**What the task asks**
Copy all lines of the listing that include the string "dassesi".

**Available data**
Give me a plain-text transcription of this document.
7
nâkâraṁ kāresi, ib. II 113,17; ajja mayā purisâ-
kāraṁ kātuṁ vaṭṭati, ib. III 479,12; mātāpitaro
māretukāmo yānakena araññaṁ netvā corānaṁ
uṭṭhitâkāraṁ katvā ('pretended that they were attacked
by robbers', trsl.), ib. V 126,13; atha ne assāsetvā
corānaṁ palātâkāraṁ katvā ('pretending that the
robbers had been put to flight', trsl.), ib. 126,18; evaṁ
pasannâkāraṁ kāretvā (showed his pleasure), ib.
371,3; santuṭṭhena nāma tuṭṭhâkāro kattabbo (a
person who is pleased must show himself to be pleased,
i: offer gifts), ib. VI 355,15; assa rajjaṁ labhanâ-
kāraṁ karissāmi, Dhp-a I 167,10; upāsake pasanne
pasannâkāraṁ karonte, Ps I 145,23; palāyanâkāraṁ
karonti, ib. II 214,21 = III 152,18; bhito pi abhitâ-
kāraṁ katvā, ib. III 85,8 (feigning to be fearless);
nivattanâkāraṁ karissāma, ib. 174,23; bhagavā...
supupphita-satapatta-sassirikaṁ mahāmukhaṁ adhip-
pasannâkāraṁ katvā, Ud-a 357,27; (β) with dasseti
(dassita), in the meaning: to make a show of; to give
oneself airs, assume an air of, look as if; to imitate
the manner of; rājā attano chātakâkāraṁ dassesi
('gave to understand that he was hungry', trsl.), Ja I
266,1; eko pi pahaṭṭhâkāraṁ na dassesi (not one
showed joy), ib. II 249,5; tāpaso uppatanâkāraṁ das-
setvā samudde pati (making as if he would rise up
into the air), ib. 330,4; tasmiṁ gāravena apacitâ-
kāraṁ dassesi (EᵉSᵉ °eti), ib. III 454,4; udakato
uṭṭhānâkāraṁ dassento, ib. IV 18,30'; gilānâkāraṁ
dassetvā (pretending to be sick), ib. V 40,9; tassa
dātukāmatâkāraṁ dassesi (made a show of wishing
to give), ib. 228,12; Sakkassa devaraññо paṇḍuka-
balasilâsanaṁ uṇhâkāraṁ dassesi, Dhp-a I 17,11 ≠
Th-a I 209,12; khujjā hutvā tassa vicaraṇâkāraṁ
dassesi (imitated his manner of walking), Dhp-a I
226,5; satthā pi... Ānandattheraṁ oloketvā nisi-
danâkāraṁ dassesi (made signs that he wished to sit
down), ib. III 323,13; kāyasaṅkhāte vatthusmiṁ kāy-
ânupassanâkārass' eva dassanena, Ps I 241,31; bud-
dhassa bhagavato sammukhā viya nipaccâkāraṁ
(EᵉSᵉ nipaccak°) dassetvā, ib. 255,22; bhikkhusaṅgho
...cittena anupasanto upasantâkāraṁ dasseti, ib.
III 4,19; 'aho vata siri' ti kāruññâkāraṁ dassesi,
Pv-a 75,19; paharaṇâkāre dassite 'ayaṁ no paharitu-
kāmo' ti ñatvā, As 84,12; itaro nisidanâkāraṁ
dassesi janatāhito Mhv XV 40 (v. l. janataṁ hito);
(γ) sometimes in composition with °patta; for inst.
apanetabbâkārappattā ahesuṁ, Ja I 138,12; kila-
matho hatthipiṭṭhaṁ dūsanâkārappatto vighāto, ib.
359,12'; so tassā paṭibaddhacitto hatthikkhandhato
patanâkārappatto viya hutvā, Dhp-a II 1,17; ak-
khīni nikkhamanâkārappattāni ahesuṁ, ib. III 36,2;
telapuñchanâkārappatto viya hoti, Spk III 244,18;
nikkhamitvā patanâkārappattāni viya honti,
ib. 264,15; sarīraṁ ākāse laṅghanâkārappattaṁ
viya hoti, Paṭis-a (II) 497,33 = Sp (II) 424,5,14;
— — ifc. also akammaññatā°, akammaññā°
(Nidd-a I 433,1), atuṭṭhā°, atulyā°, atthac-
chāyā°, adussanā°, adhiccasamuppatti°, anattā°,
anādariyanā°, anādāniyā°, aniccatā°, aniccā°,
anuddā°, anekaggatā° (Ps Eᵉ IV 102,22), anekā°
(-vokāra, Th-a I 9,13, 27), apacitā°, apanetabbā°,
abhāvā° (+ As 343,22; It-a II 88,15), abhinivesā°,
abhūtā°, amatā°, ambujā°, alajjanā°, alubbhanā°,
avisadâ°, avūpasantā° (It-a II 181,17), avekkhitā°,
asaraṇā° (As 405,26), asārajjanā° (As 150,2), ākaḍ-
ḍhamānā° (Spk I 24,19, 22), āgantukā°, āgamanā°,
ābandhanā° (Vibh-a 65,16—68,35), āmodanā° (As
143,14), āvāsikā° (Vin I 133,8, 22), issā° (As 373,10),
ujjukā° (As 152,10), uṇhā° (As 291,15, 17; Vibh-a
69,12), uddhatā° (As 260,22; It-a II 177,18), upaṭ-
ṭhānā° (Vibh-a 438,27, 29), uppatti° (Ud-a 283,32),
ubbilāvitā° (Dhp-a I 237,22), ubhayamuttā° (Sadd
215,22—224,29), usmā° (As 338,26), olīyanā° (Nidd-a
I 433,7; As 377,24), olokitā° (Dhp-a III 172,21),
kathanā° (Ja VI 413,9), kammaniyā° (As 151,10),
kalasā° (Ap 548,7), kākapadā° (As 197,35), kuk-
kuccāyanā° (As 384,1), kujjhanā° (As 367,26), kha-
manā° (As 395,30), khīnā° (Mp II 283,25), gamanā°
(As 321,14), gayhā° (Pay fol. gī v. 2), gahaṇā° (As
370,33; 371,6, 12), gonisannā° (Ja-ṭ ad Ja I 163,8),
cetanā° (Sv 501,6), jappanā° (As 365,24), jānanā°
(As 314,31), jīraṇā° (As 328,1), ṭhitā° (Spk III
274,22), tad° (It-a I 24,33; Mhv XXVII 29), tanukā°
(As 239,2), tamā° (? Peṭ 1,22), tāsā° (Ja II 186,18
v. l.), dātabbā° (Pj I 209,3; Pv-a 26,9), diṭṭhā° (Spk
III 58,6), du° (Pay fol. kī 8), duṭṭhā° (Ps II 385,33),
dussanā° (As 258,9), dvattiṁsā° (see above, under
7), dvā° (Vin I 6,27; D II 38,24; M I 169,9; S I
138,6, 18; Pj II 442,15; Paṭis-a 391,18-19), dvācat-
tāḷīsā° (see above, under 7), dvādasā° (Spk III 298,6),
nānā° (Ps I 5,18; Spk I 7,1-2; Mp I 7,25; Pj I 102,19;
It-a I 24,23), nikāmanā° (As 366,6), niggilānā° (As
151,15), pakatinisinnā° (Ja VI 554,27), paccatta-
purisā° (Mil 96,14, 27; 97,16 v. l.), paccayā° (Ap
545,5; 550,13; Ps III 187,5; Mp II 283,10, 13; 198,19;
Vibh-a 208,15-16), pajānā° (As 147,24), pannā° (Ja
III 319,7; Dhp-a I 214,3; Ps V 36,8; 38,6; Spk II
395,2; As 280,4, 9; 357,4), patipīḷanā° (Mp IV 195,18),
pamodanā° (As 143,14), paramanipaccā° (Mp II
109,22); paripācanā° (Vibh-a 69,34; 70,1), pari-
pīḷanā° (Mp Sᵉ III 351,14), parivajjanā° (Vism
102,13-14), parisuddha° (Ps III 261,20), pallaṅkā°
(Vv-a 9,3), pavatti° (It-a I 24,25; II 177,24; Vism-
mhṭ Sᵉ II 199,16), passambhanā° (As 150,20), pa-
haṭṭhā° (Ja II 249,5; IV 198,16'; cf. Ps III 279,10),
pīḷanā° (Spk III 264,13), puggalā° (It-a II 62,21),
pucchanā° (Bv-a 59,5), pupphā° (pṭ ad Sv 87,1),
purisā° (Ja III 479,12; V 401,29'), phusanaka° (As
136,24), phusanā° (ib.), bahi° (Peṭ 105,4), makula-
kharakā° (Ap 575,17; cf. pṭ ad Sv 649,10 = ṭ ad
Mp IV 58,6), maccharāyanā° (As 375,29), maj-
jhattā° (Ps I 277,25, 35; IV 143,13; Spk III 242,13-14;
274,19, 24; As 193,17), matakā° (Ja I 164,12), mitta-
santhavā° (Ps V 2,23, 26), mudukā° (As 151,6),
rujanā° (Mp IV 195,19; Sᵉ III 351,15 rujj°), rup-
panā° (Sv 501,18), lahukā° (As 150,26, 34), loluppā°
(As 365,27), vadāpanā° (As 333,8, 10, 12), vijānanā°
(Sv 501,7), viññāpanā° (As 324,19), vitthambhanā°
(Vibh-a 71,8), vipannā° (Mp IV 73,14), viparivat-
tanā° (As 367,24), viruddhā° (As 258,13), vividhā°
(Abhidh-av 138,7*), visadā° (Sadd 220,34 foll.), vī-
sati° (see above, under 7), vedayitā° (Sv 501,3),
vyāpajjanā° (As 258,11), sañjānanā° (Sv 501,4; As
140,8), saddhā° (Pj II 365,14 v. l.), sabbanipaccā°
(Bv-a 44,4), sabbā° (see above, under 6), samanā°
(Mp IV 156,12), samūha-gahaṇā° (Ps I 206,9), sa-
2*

**Reply to the task**
the manner of; rājā attano chātakâkāraṁ dassesi
266,1; eko pi pahaṭṭhâkāraṁ na dassesi (not one
kāraṁ dassesi (EᵉSᵉ °eti), ib. III 454,4; udakato
dātukāmatâkāraṁ dassesi (made a show of wishing
balasilâsanaṁ uṇhâkāraṁ dassesi, Dhp-a I 17,11 ≠
dassesi (imitated his manner of walking), Dhp-a I
danâkāraṁ dassesi (made signs that he wished to sit
III 4,19; 'aho vata siri' ti kāruññâkāraṁ dassesi,
dassesi janatāhito Mhv XV 40 (v. l. janataṁ hito);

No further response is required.